- DIRECTIONS FOR THIS TASK
Write out each line word for word. Drop pictures.

======== MATERIAL ========

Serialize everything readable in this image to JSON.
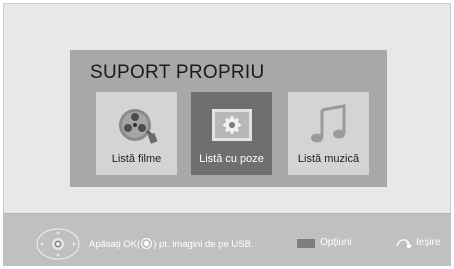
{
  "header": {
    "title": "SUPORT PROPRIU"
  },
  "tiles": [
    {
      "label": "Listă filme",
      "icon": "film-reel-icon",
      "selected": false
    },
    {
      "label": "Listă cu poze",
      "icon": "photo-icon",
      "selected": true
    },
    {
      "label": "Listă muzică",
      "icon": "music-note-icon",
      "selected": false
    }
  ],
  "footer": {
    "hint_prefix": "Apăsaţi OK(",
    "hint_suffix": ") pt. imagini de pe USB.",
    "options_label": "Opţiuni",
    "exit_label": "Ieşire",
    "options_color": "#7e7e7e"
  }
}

========

- SOLUTION TO THE PROBLEM
Serialize everything readable in this image to JSON.
{
  "header": {
    "title": "SUPORT PROPRIU"
  },
  "tiles": [
    {
      "label": "Listă filme",
      "icon": "film-reel-icon",
      "selected": false
    },
    {
      "label": "Listă cu poze",
      "icon": "photo-icon",
      "selected": true
    },
    {
      "label": "Listă muzică",
      "icon": "music-note-icon",
      "selected": false
    }
  ],
  "footer": {
    "hint_prefix": "Apăsaţi OK(",
    "hint_suffix": ") pt. imagini de pe USB.",
    "options_label": "Opţiuni",
    "exit_label": "Ieşire",
    "options_color": "#7e7e7e"
  }
}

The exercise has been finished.